##### THE DATA #####
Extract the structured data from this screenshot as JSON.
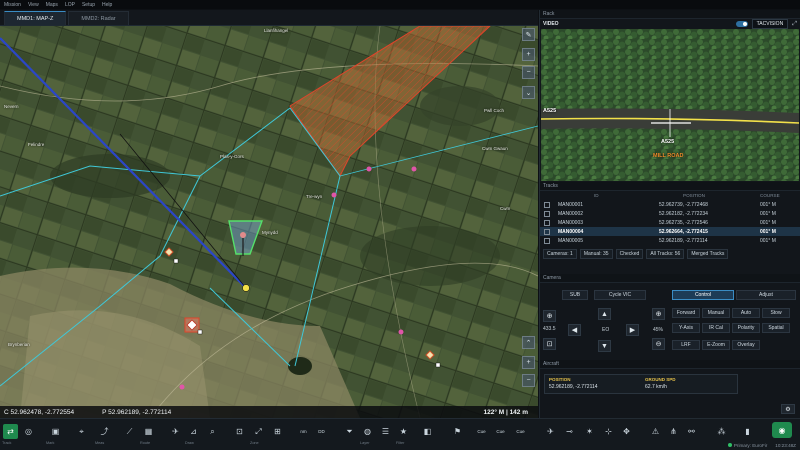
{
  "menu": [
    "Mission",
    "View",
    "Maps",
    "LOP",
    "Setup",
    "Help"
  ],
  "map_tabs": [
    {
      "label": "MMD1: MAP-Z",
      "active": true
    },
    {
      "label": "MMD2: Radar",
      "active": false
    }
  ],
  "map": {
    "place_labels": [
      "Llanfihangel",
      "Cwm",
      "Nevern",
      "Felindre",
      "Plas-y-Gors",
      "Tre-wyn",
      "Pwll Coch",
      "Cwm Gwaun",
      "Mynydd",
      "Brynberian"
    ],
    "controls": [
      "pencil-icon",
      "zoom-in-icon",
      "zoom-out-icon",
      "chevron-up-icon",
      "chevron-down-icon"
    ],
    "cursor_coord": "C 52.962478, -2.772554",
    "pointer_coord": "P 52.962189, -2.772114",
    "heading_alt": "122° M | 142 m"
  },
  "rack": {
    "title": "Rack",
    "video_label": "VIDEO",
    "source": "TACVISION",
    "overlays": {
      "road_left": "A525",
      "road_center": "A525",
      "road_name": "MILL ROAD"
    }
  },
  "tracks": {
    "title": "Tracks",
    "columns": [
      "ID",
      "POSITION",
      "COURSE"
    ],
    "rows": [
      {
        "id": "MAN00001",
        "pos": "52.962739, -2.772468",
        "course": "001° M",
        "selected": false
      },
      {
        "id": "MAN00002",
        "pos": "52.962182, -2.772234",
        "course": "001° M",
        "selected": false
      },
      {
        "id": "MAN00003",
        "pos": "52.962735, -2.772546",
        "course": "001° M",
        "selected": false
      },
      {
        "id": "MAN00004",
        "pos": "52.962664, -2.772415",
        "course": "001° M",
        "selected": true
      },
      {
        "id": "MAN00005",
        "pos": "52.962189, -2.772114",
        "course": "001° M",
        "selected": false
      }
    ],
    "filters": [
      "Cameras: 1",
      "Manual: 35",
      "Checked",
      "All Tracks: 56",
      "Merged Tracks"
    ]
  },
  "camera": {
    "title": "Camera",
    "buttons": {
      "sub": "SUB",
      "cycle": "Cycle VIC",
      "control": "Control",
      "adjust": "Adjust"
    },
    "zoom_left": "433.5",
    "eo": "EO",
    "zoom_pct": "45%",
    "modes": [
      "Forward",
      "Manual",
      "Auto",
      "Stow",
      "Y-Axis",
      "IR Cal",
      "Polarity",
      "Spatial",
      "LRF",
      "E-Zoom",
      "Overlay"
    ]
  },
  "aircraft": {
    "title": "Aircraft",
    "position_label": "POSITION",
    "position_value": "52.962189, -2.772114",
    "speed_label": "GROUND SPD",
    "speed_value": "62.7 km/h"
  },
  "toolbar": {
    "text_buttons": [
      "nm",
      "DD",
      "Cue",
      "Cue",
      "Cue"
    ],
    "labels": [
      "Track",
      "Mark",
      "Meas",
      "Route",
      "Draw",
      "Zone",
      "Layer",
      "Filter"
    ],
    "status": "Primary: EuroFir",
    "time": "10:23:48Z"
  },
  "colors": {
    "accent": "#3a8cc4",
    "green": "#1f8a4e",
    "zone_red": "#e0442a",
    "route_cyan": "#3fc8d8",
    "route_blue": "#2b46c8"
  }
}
#####
AIM OF THE EXERCISE: Above are the records; copy every line in them that holds the word "icon".

IN RESPONSE:
      "pencil-icon",
      "zoom-in-icon",
      "zoom-out-icon",
      "chevron-up-icon",
      "chevron-down-icon"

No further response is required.